STATED EXERCISE: Go through the listing and return every line with "beer" in it.
++++ SUPPLIED RECORDS ++++
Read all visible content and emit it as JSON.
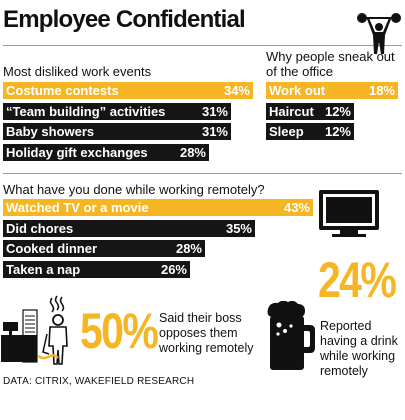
{
  "title": "Employee Confidential",
  "source": "DATA: CITRIX, WAKEFIELD RESEARCH",
  "colors": {
    "accent": "#f6b624",
    "dark": "#151515"
  },
  "chart_data": [
    {
      "type": "bar",
      "title": "Most disliked work events",
      "categories": [
        "Costume contests",
        "“Team building” activities",
        "Baby showers",
        "Holiday gift exchanges"
      ],
      "values": [
        34,
        31,
        31,
        28
      ],
      "value_labels": [
        "34%",
        "31%",
        "31%",
        "28%"
      ],
      "highlight": [
        true,
        false,
        false,
        false
      ]
    },
    {
      "type": "bar",
      "title": "Why people sneak out of the office",
      "categories": [
        "Work out",
        "Haircut",
        "Sleep"
      ],
      "values": [
        18,
        12,
        12
      ],
      "value_labels": [
        "18%",
        "12%",
        "12%"
      ],
      "highlight": [
        true,
        false,
        false
      ]
    },
    {
      "type": "bar",
      "title": "What have you done while working remotely?",
      "categories": [
        "Watched TV or a movie",
        "Did chores",
        "Cooked dinner",
        "Taken a nap"
      ],
      "values": [
        43,
        35,
        28,
        26
      ],
      "value_labels": [
        "43%",
        "35%",
        "28%",
        "26%"
      ],
      "highlight": [
        true,
        false,
        false,
        false
      ]
    }
  ],
  "stats": [
    {
      "value": "50%",
      "text": "Said their boss opposes them working remotely",
      "icon": "stressed-worker-icon"
    },
    {
      "value": "24%",
      "text": "Reported having a drink while working remotely",
      "icon": "beer-mug-icon"
    }
  ],
  "icons": {
    "workout": "weightlifter-icon",
    "tv": "television-icon",
    "worker": "stressed-worker-icon",
    "beer": "beer-mug-icon"
  }
}
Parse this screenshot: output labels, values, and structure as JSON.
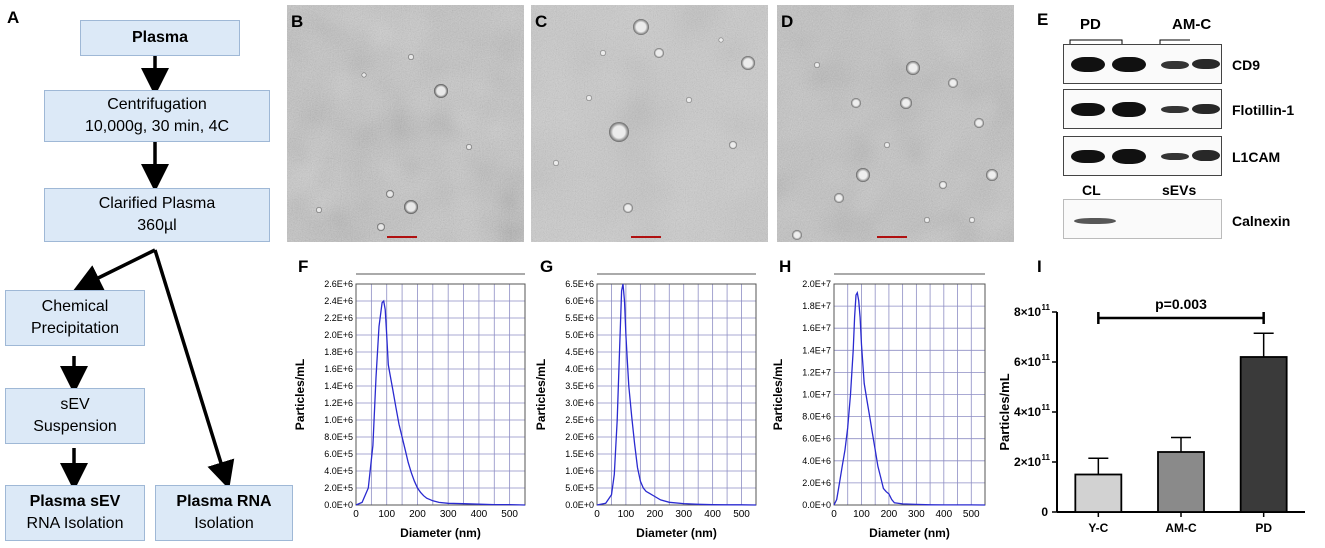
{
  "panels": {
    "A": "A",
    "B": "B",
    "C": "C",
    "D": "D",
    "E": "E",
    "F": "F",
    "G": "G",
    "H": "H",
    "I": "I"
  },
  "flowchart": {
    "plasma": "Plasma",
    "centrifugation_line1": "Centrifugation",
    "centrifugation_line2": "10,000g, 30 min, 4C",
    "clarified_line1": "Clarified Plasma",
    "clarified_line2": "360µl",
    "chemical_line1": "Chemical",
    "chemical_line2": "Precipitation",
    "sev_line1": "sEV",
    "sev_line2": "Suspension",
    "plasma_sev_line1": "Plasma sEV",
    "plasma_sev_line2": "RNA Isolation",
    "plasma_rna_line1": "Plasma RNA",
    "plasma_rna_line2": "Isolation"
  },
  "western_blot": {
    "group_pd": "PD",
    "group_amc": "AM-C",
    "rows": [
      "CD9",
      "Flotillin-1",
      "L1CAM",
      "Calnexin"
    ],
    "cl_label": "CL",
    "sevs_label": "sEVs",
    "band_intensity": {
      "CD9": [
        1.0,
        1.0,
        0.55,
        0.65
      ],
      "Flotillin-1": [
        0.95,
        1.0,
        0.45,
        0.6
      ],
      "L1CAM": [
        0.95,
        1.0,
        0.45,
        0.6
      ],
      "Calnexin": [
        0.5,
        0.0
      ]
    }
  },
  "chart_data": [
    {
      "type": "line",
      "panel": "F",
      "xlabel": "Diameter (nm)",
      "ylabel": "Particles/mL",
      "xlim": [
        0,
        550
      ],
      "ylim": [
        0,
        2600000
      ],
      "x_ticks": [
        "0",
        "100",
        "200",
        "300",
        "400",
        "500"
      ],
      "y_ticks": [
        "0.0E+0",
        "2.0E+5",
        "4.0E+5",
        "6.0E+5",
        "8.0E+5",
        "1.0E+6",
        "1.2E+6",
        "1.4E+6",
        "1.6E+6",
        "1.8E+6",
        "2.0E+6",
        "2.2E+6",
        "2.4E+6",
        "2.6E+6"
      ],
      "y_tick_values": [
        0,
        200000,
        400000,
        600000,
        800000,
        1000000,
        1200000,
        1400000,
        1600000,
        1800000,
        2000000,
        2200000,
        2400000,
        2600000
      ],
      "color": "#2a2ad0",
      "x": [
        0,
        20,
        40,
        55,
        65,
        75,
        85,
        90,
        95,
        100,
        105,
        110,
        120,
        130,
        140,
        150,
        160,
        170,
        180,
        190,
        200,
        210,
        220,
        230,
        250,
        270,
        300,
        350,
        400,
        450,
        500,
        550
      ],
      "y": [
        0,
        30000,
        200000,
        700000,
        1500000,
        2100000,
        2380000,
        2400000,
        2300000,
        2000000,
        1650000,
        1550000,
        1350000,
        1150000,
        950000,
        800000,
        650000,
        500000,
        380000,
        280000,
        200000,
        150000,
        110000,
        80000,
        50000,
        30000,
        20000,
        15000,
        10000,
        5000,
        5000,
        0
      ]
    },
    {
      "type": "line",
      "panel": "G",
      "xlabel": "Diameter (nm)",
      "ylabel": "Particles/mL",
      "xlim": [
        0,
        550
      ],
      "ylim": [
        0,
        6500000
      ],
      "x_ticks": [
        "0",
        "100",
        "200",
        "300",
        "400",
        "500"
      ],
      "y_ticks": [
        "0.0E+0",
        "5.0E+5",
        "1.0E+6",
        "1.5E+6",
        "2.0E+6",
        "2.5E+6",
        "3.0E+6",
        "3.5E+6",
        "4.0E+6",
        "4.5E+6",
        "5.0E+6",
        "5.5E+6",
        "6.0E+6",
        "6.5E+6"
      ],
      "y_tick_values": [
        0,
        500000,
        1000000,
        1500000,
        2000000,
        2500000,
        3000000,
        3500000,
        4000000,
        4500000,
        5000000,
        5500000,
        6000000,
        6500000
      ],
      "color": "#2a2ad0",
      "x": [
        0,
        30,
        50,
        60,
        70,
        78,
        85,
        90,
        95,
        100,
        105,
        110,
        120,
        130,
        140,
        150,
        160,
        170,
        180,
        200,
        220,
        250,
        300,
        350,
        400,
        450,
        500,
        550
      ],
      "y": [
        0,
        50000,
        300000,
        900000,
        2500000,
        4500000,
        6300000,
        6500000,
        6000000,
        5000000,
        4200000,
        3500000,
        2600000,
        1800000,
        1100000,
        700000,
        500000,
        400000,
        350000,
        250000,
        150000,
        80000,
        40000,
        20000,
        10000,
        5000,
        5000,
        0
      ]
    },
    {
      "type": "line",
      "panel": "H",
      "xlabel": "Diameter (nm)",
      "ylabel": "Particles/mL",
      "xlim": [
        0,
        550
      ],
      "ylim": [
        0,
        20000000
      ],
      "x_ticks": [
        "0",
        "100",
        "200",
        "300",
        "400",
        "500"
      ],
      "y_ticks": [
        "0.0E+0",
        "2.0E+6",
        "4.0E+6",
        "6.0E+6",
        "8.0E+6",
        "1.0E+7",
        "1.2E+7",
        "1.4E+7",
        "1.6E+7",
        "1.8E+7",
        "2.0E+7"
      ],
      "y_tick_values": [
        0,
        2000000,
        4000000,
        6000000,
        8000000,
        10000000,
        12000000,
        14000000,
        16000000,
        18000000,
        20000000
      ],
      "color": "#2a2ad0",
      "x": [
        0,
        10,
        20,
        30,
        40,
        50,
        60,
        70,
        75,
        80,
        85,
        90,
        95,
        100,
        110,
        120,
        130,
        140,
        150,
        160,
        170,
        180,
        190,
        200,
        210,
        220,
        250,
        300,
        350,
        400,
        450,
        500,
        550
      ],
      "y": [
        0,
        500000,
        2000000,
        3500000,
        5000000,
        7000000,
        10000000,
        14000000,
        17000000,
        19000000,
        19200000,
        18500000,
        17000000,
        14500000,
        11000000,
        9500000,
        8000000,
        6500000,
        5000000,
        3500000,
        2500000,
        1500000,
        1200000,
        1000000,
        500000,
        200000,
        100000,
        50000,
        20000,
        10000,
        5000,
        5000,
        0
      ]
    },
    {
      "type": "bar",
      "panel": "I",
      "ylabel": "Particles/mL",
      "categories": [
        "Y-C",
        "AM-C",
        "PD"
      ],
      "values": [
        150000000000,
        240000000000,
        620000000000
      ],
      "errors": [
        65000000000,
        58000000000,
        95000000000
      ],
      "colors": [
        "#d2d2d2",
        "#8a8a8a",
        "#3a3a3a"
      ],
      "ylim": [
        0,
        800000000000
      ],
      "y_tick_values": [
        0,
        200000000000,
        400000000000,
        600000000000,
        800000000000
      ],
      "y_ticks_mantissa": [
        "0",
        "2×10",
        "4×10",
        "6×10",
        "8×10"
      ],
      "y_tick_exponent": "11",
      "annotation": "p=0.003"
    }
  ]
}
++++
RESPONSE:
      "icon": "beer-mug-icon"
    "beer": "beer-mug-icon"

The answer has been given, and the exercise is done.